## start Supplied material

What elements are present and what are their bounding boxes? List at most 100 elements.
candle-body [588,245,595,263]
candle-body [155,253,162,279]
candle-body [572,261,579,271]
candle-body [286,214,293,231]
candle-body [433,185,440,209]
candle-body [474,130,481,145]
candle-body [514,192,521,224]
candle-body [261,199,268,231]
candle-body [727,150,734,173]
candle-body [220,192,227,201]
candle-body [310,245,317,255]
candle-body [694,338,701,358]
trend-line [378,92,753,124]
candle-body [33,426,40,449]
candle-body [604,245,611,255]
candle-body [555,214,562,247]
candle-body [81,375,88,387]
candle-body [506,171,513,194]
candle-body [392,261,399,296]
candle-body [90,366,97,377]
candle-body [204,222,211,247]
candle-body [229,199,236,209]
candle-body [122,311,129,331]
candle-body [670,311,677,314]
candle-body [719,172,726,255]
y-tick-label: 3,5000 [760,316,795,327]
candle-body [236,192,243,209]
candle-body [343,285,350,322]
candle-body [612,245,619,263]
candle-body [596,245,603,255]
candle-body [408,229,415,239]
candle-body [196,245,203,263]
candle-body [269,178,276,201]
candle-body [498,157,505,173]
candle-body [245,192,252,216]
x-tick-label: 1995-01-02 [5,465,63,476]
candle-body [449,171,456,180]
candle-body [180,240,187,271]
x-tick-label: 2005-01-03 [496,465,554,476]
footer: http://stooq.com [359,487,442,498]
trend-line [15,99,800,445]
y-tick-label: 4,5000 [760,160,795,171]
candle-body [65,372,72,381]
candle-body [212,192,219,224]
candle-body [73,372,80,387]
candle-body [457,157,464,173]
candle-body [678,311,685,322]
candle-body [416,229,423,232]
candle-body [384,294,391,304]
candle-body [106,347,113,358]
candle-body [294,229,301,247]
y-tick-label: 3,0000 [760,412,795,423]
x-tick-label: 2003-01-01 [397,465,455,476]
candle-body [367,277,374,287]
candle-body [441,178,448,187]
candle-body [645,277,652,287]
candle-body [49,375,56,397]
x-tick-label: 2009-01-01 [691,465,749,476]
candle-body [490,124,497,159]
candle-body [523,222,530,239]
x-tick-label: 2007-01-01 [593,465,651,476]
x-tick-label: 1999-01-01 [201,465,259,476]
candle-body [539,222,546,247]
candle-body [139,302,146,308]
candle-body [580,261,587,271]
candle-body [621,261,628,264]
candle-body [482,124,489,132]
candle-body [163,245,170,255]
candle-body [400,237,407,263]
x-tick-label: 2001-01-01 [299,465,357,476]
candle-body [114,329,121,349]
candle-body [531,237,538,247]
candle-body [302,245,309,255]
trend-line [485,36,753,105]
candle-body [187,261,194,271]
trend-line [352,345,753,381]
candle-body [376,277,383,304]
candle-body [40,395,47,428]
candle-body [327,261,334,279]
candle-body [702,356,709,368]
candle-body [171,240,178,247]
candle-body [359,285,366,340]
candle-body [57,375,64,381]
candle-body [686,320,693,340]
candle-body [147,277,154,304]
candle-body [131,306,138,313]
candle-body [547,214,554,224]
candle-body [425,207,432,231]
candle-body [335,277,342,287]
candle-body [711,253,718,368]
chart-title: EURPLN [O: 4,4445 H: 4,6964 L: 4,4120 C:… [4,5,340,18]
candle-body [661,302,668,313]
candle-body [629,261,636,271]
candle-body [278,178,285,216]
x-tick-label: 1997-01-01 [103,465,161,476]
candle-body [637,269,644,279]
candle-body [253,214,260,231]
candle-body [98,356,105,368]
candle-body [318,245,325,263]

## end Supplied material

__What is required__
Can you arrange the entries as a numbered list, starting from the first line and running through the line containing "candle-body [580,261,587,271]", including that line and leaving out any blank lines?

__Written answer__
1. What elements are present and what are their bounding boxes? List at most 100 elements.
2. candle-body [588,245,595,263]
3. candle-body [155,253,162,279]
4. candle-body [572,261,579,271]
5. candle-body [286,214,293,231]
6. candle-body [433,185,440,209]
7. candle-body [474,130,481,145]
8. candle-body [514,192,521,224]
9. candle-body [261,199,268,231]
10. candle-body [727,150,734,173]
11. candle-body [220,192,227,201]
12. candle-body [310,245,317,255]
13. candle-body [694,338,701,358]
14. trend-line [378,92,753,124]
15. candle-body [33,426,40,449]
16. candle-body [604,245,611,255]
17. candle-body [555,214,562,247]
18. candle-body [81,375,88,387]
19. candle-body [506,171,513,194]
20. candle-body [392,261,399,296]
21. candle-body [90,366,97,377]
22. candle-body [204,222,211,247]
23. candle-body [229,199,236,209]
24. candle-body [122,311,129,331]
25. candle-body [670,311,677,314]
26. candle-body [719,172,726,255]
27. y-tick-label: 3,5000 [760,316,795,327]
28. candle-body [236,192,243,209]
29. candle-body [343,285,350,322]
30. candle-body [612,245,619,263]
31. candle-body [596,245,603,255]
32. candle-body [408,229,415,239]
33. candle-body [196,245,203,263]
34. candle-body [269,178,276,201]
35. candle-body [498,157,505,173]
36. candle-body [245,192,252,216]
37. x-tick-label: 1995-01-02 [5,465,63,476]
38. candle-body [449,171,456,180]
39. candle-body [180,240,187,271]
40. x-tick-label: 2005-01-03 [496,465,554,476]
41. footer: http://stooq.com [359,487,442,498]
42. trend-line [15,99,800,445]
43. y-tick-label: 4,5000 [760,160,795,171]
44. candle-body [65,372,72,381]
45. candle-body [212,192,219,224]
46. candle-body [73,372,80,387]
47. candle-body [457,157,464,173]
48. candle-body [678,311,685,322]
49. candle-body [416,229,423,232]
50. candle-body [384,294,391,304]
51. candle-body [106,347,113,358]
52. candle-body [294,229,301,247]
53. y-tick-label: 3,0000 [760,412,795,423]
54. x-tick-label: 2003-01-01 [397,465,455,476]
55. candle-body [367,277,374,287]
56. candle-body [441,178,448,187]
57. candle-body [645,277,652,287]
58. candle-body [49,375,56,397]
59. x-tick-label: 2009-01-01 [691,465,749,476]
60. candle-body [490,124,497,159]
61. candle-body [523,222,530,239]
62. x-tick-label: 2007-01-01 [593,465,651,476]
63. x-tick-label: 1999-01-01 [201,465,259,476]
64. candle-body [539,222,546,247]
65. candle-body [139,302,146,308]
66. candle-body [580,261,587,271]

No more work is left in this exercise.